Reproduce every one of the following records verbatim, line for line, and leave the pictures out of your copy.

**THE RECORDS:**
+ + + + + + +
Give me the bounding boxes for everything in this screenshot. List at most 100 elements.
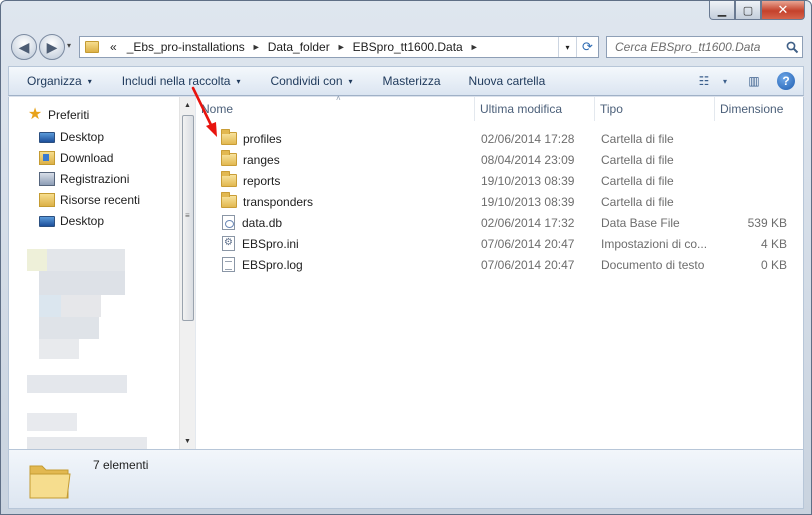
organize-menu[interactable]: Organizza ▾ bbox=[9, 74, 106, 88]
address-dropdown-icon[interactable]: ▾ bbox=[558, 37, 576, 57]
sidebar-item-favorites[interactable]: ★ Preferiti bbox=[27, 106, 90, 123]
file-name: profiles bbox=[243, 131, 282, 146]
file-name: EBSpro.log bbox=[242, 257, 303, 272]
folder-icon bbox=[221, 129, 237, 145]
file-name: ranges bbox=[243, 152, 280, 167]
file-list: ˄ Nome Ultima modifica Tipo Dimensione p… bbox=[196, 94, 803, 449]
navigation-scrollbar[interactable]: ▲ ≡ ▼ bbox=[179, 97, 195, 449]
file-size bbox=[715, 128, 787, 149]
column-header-type[interactable]: Tipo bbox=[595, 97, 715, 121]
toolbar-right: ☷ ▾ ▥ ? bbox=[691, 67, 799, 95]
file-modified: 08/04/2014 23:09 bbox=[481, 152, 575, 167]
refresh-icon[interactable]: ⟳ bbox=[576, 37, 598, 57]
file-type: Cartella di file bbox=[601, 152, 674, 167]
column-header-label: Ultima modifica bbox=[480, 102, 563, 116]
share-label: Condividi con bbox=[270, 74, 343, 88]
burn-button[interactable]: Masterizza bbox=[367, 74, 455, 88]
file-row[interactable]: EBSpro.log 07/06/2014 20:47 Documento di… bbox=[196, 254, 796, 275]
file-row[interactable]: transponders 19/10/2013 08:39 Cartella d… bbox=[196, 191, 796, 212]
include-label: Includi nella raccolta bbox=[121, 74, 231, 88]
sidebar-item-label: Risorse recenti bbox=[60, 193, 141, 207]
breadcrumb-item[interactable]: Data_folder bbox=[263, 40, 335, 54]
database-file-icon bbox=[222, 215, 235, 230]
column-header-modified[interactable]: Ultima modifica bbox=[475, 97, 595, 121]
scroll-down-icon[interactable]: ▼ bbox=[180, 433, 195, 449]
search-icon[interactable] bbox=[782, 41, 802, 54]
chevron-down-icon: ▾ bbox=[87, 76, 92, 86]
sidebar-item-download[interactable]: Download bbox=[39, 151, 113, 165]
view-options-chevron-icon[interactable]: ▾ bbox=[717, 70, 733, 92]
column-header-name[interactable]: ˄ Nome bbox=[196, 94, 475, 121]
new-folder-label: Nuova cartella bbox=[468, 74, 546, 88]
include-in-library-menu[interactable]: Includi nella raccolta ▾ bbox=[106, 74, 255, 88]
sidebar-item-desktop[interactable]: Desktop bbox=[39, 130, 104, 144]
file-type: Cartella di file bbox=[601, 173, 674, 188]
address-bar[interactable]: « _Ebs_pro-installations ► Data_folder ►… bbox=[79, 36, 599, 58]
file-size bbox=[715, 170, 787, 191]
star-icon: ★ bbox=[27, 106, 43, 123]
breadcrumb-separator-icon[interactable]: ► bbox=[250, 42, 263, 52]
file-name: EBSpro.ini bbox=[242, 236, 299, 251]
file-row[interactable]: profiles 02/06/2014 17:28 Cartella di fi… bbox=[196, 128, 796, 149]
file-name-cell: profiles bbox=[221, 128, 282, 149]
help-button[interactable]: ? bbox=[773, 70, 799, 92]
change-view-icon[interactable]: ☷ bbox=[691, 70, 717, 92]
share-with-menu[interactable]: Condividi con ▾ bbox=[254, 74, 366, 88]
breadcrumb-overflow[interactable]: « bbox=[105, 40, 122, 54]
file-size: 539 KB bbox=[747, 215, 787, 230]
file-row[interactable]: data.db 02/06/2014 17:32 Data Base File … bbox=[196, 212, 796, 233]
file-row[interactable]: EBSpro.ini 07/06/2014 20:47 Impostazioni… bbox=[196, 233, 796, 254]
preview-pane-icon[interactable]: ▥ bbox=[741, 70, 767, 92]
sidebar-item-label: Preferiti bbox=[48, 108, 90, 122]
file-type: Cartella di file bbox=[601, 131, 674, 146]
file-name: reports bbox=[243, 173, 281, 188]
scrollbar-thumb[interactable]: ≡ bbox=[182, 115, 194, 321]
sidebar-item-desktop-2[interactable]: Desktop bbox=[39, 214, 104, 228]
minimize-button[interactable]: ▁ bbox=[709, 1, 735, 20]
column-header-label: Nome bbox=[201, 102, 234, 116]
file-size bbox=[715, 149, 787, 170]
breadcrumb-item[interactable]: EBSpro_tt1600.Data bbox=[348, 40, 468, 54]
item-count: 7 elementi bbox=[93, 458, 149, 472]
text-file-icon bbox=[222, 257, 235, 272]
explorer-window: ▁ ▢ ✕ ◀ ▶ ▾ « _Ebs_pro-installations ► D… bbox=[0, 0, 812, 515]
details-pane: 7 elementi bbox=[8, 449, 804, 509]
folder-icon bbox=[221, 171, 237, 187]
folder-icon bbox=[221, 192, 237, 208]
chevron-down-icon: ▾ bbox=[348, 76, 353, 86]
breadcrumb-item[interactable]: _Ebs_pro-installations bbox=[122, 40, 250, 54]
file-name-cell: ranges bbox=[221, 149, 280, 170]
file-name-cell: reports bbox=[221, 170, 280, 191]
maximize-button[interactable]: ▢ bbox=[735, 1, 761, 20]
content-area: ★ Preferiti Desktop Download Registrazio… bbox=[8, 94, 804, 449]
file-name: data.db bbox=[242, 215, 283, 230]
sidebar-item-recordings[interactable]: Registrazioni bbox=[39, 172, 129, 186]
breadcrumb-separator-icon[interactable]: ► bbox=[468, 42, 481, 52]
organize-label: Organizza bbox=[27, 74, 82, 88]
file-name: transponders bbox=[243, 194, 314, 209]
caption-buttons: ▁ ▢ ✕ bbox=[709, 1, 805, 20]
file-size: 4 KB bbox=[760, 236, 787, 251]
column-header-label: Tipo bbox=[600, 102, 623, 116]
forward-button[interactable]: ▶ bbox=[39, 34, 65, 60]
scroll-up-icon[interactable]: ▲ bbox=[180, 97, 195, 113]
sidebar-item-label: Desktop bbox=[60, 214, 105, 228]
file-modified: 07/06/2014 20:47 bbox=[481, 236, 575, 251]
sidebar-item-recent-places[interactable]: Risorse recenti bbox=[39, 193, 140, 207]
file-type: Impostazioni di co... bbox=[601, 236, 708, 251]
folder-icon bbox=[85, 41, 99, 53]
file-row[interactable]: reports 19/10/2013 08:39 Cartella di fil… bbox=[196, 170, 796, 191]
burn-label: Masterizza bbox=[382, 74, 441, 88]
recent-places-icon bbox=[39, 193, 55, 207]
recent-pages-dropdown[interactable]: ▾ bbox=[67, 41, 71, 50]
close-button[interactable]: ✕ bbox=[761, 1, 805, 20]
search-input[interactable] bbox=[607, 40, 782, 54]
file-type: Data Base File bbox=[601, 215, 680, 230]
column-header-size[interactable]: Dimensione bbox=[715, 97, 795, 121]
desktop-icon bbox=[39, 131, 55, 143]
back-button[interactable]: ◀ bbox=[11, 34, 37, 60]
file-modified: 02/06/2014 17:28 bbox=[481, 131, 575, 146]
file-row[interactable]: ranges 08/04/2014 23:09 Cartella di file bbox=[196, 149, 796, 170]
new-folder-button[interactable]: Nuova cartella bbox=[455, 74, 560, 88]
breadcrumb-separator-icon[interactable]: ► bbox=[335, 42, 348, 52]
+ + + + + + +
**WRITTEN RESPONSE:**
Give me the bounding boxes for everything in this screenshot. List at most 100 elements.
organize-menu[interactable]: Organizza ▾ bbox=[9, 74, 106, 88]
address-dropdown-icon[interactable]: ▾ bbox=[558, 37, 576, 57]
sidebar-item-favorites[interactable]: ★ Preferiti bbox=[27, 106, 90, 123]
file-name: profiles bbox=[243, 131, 282, 146]
file-name: EBSpro.log bbox=[242, 257, 303, 272]
folder-icon bbox=[221, 129, 237, 145]
file-name: ranges bbox=[243, 152, 280, 167]
file-list: ˄ Nome Ultima modifica Tipo Dimensione p… bbox=[196, 94, 803, 449]
navigation-scrollbar[interactable]: ▲ ≡ ▼ bbox=[179, 97, 195, 449]
file-size bbox=[715, 128, 787, 149]
column-header-type[interactable]: Tipo bbox=[595, 97, 715, 121]
toolbar-right: ☷ ▾ ▥ ? bbox=[691, 67, 799, 95]
file-modified: 08/04/2014 23:09 bbox=[481, 152, 575, 167]
refresh-icon[interactable]: ⟳ bbox=[576, 37, 598, 57]
file-type: Cartella di file bbox=[601, 152, 674, 167]
column-header-label: Ultima modifica bbox=[480, 102, 563, 116]
share-label: Condividi con bbox=[270, 74, 343, 88]
burn-button[interactable]: Masterizza bbox=[367, 74, 455, 88]
file-row[interactable]: EBSpro.log 07/06/2014 20:47 Documento di… bbox=[196, 254, 796, 275]
file-row[interactable]: transponders 19/10/2013 08:39 Cartella d… bbox=[196, 191, 796, 212]
include-label: Includi nella raccolta bbox=[121, 74, 231, 88]
sidebar-item-label: Risorse recenti bbox=[60, 193, 141, 207]
breadcrumb-item[interactable]: Data_folder bbox=[263, 40, 335, 54]
database-file-icon bbox=[222, 215, 235, 230]
column-header-modified[interactable]: Ultima modifica bbox=[475, 97, 595, 121]
scroll-down-icon[interactable]: ▼ bbox=[180, 433, 195, 449]
search-icon[interactable] bbox=[782, 41, 802, 54]
chevron-down-icon: ▾ bbox=[87, 76, 92, 86]
sidebar-item-download[interactable]: Download bbox=[39, 151, 113, 165]
view-options-chevron-icon[interactable]: ▾ bbox=[717, 70, 733, 92]
column-header-name[interactable]: ˄ Nome bbox=[196, 94, 475, 121]
new-folder-label: Nuova cartella bbox=[468, 74, 546, 88]
include-in-library-menu[interactable]: Includi nella raccolta ▾ bbox=[106, 74, 255, 88]
sidebar-item-desktop[interactable]: Desktop bbox=[39, 130, 104, 144]
file-type: Cartella di file bbox=[601, 173, 674, 188]
address-bar[interactable]: « _Ebs_pro-installations ► Data_folder ►… bbox=[79, 36, 599, 58]
file-size bbox=[715, 170, 787, 191]
star-icon: ★ bbox=[27, 106, 43, 123]
breadcrumb-separator-icon[interactable]: ► bbox=[250, 42, 263, 52]
file-name: EBSpro.ini bbox=[242, 236, 299, 251]
file-row[interactable]: profiles 02/06/2014 17:28 Cartella di fi… bbox=[196, 128, 796, 149]
file-name-cell: profiles bbox=[221, 128, 282, 149]
help-button[interactable]: ? bbox=[773, 70, 799, 92]
change-view-icon[interactable]: ☷ bbox=[691, 70, 717, 92]
share-with-menu[interactable]: Condividi con ▾ bbox=[254, 74, 366, 88]
breadcrumb-overflow[interactable]: « bbox=[105, 40, 122, 54]
file-size: 539 KB bbox=[747, 215, 787, 230]
file-row[interactable]: data.db 02/06/2014 17:32 Data Base File … bbox=[196, 212, 796, 233]
file-row[interactable]: EBSpro.ini 07/06/2014 20:47 Impostazioni… bbox=[196, 233, 796, 254]
preview-pane-icon[interactable]: ▥ bbox=[741, 70, 767, 92]
sidebar-item-label: Preferiti bbox=[48, 108, 90, 122]
file-type: Cartella di file bbox=[601, 131, 674, 146]
file-name: reports bbox=[243, 173, 281, 188]
scrollbar-thumb[interactable]: ≡ bbox=[182, 115, 194, 321]
sidebar-item-desktop-2[interactable]: Desktop bbox=[39, 214, 104, 228]
minimize-button[interactable]: ▁ bbox=[709, 1, 735, 20]
column-header-label: Nome bbox=[201, 102, 234, 116]
file-size bbox=[715, 149, 787, 170]
breadcrumb-item[interactable]: EBSpro_tt1600.Data bbox=[348, 40, 468, 54]
item-count: 7 elementi bbox=[93, 458, 149, 472]
text-file-icon bbox=[222, 257, 235, 272]
explorer-window: ▁ ▢ ✕ ◀ ▶ ▾ « _Ebs_pro-installations ► D… bbox=[0, 0, 812, 515]
details-pane: 7 elementi bbox=[8, 449, 804, 509]
folder-icon bbox=[221, 171, 237, 187]
folder-icon bbox=[221, 192, 237, 208]
chevron-down-icon: ▾ bbox=[348, 76, 353, 86]
breadcrumb-item[interactable]: _Ebs_pro-installations bbox=[122, 40, 250, 54]
file-name-cell: ranges bbox=[221, 149, 280, 170]
file-name-cell: reports bbox=[221, 170, 280, 191]
maximize-button[interactable]: ▢ bbox=[735, 1, 761, 20]
content-area: ★ Preferiti Desktop Download Registrazio… bbox=[8, 94, 804, 449]
file-name: data.db bbox=[242, 215, 283, 230]
sidebar-item-recordings[interactable]: Registrazioni bbox=[39, 172, 129, 186]
breadcrumb-separator-icon[interactable]: ► bbox=[468, 42, 481, 52]
organize-label: Organizza bbox=[27, 74, 82, 88]
file-name: transponders bbox=[243, 194, 314, 209]
caption-buttons: ▁ ▢ ✕ bbox=[709, 1, 805, 20]
file-size: 4 KB bbox=[760, 236, 787, 251]
column-header-label: Tipo bbox=[600, 102, 623, 116]
forward-button[interactable]: ▶ bbox=[39, 34, 65, 60]
scroll-up-icon[interactable]: ▲ bbox=[180, 97, 195, 113]
sidebar-item-label: Desktop bbox=[60, 214, 105, 228]
file-modified: 07/06/2014 20:47 bbox=[481, 236, 575, 251]
sidebar-item-recent-places[interactable]: Risorse recenti bbox=[39, 193, 140, 207]
file-type: Impostazioni di co... bbox=[601, 236, 708, 251]
folder-icon bbox=[85, 41, 99, 53]
file-row[interactable]: reports 19/10/2013 08:39 Cartella di fil… bbox=[196, 170, 796, 191]
burn-label: Masterizza bbox=[382, 74, 441, 88]
recent-places-icon bbox=[39, 193, 55, 207]
recent-pages-dropdown[interactable]: ▾ bbox=[67, 41, 71, 50]
close-button[interactable]: ✕ bbox=[761, 1, 805, 20]
search-input[interactable] bbox=[607, 40, 782, 54]
file-type: Data Base File bbox=[601, 215, 680, 230]
column-header-size[interactable]: Dimensione bbox=[715, 97, 795, 121]
desktop-icon bbox=[39, 131, 55, 143]
back-button[interactable]: ◀ bbox=[11, 34, 37, 60]
file-modified: 02/06/2014 17:28 bbox=[481, 131, 575, 146]
file-row[interactable]: ranges 08/04/2014 23:09 Cartella di file bbox=[196, 149, 796, 170]
new-folder-button[interactable]: Nuova cartella bbox=[455, 74, 560, 88]
breadcrumb-separator-icon[interactable]: ► bbox=[335, 42, 348, 52]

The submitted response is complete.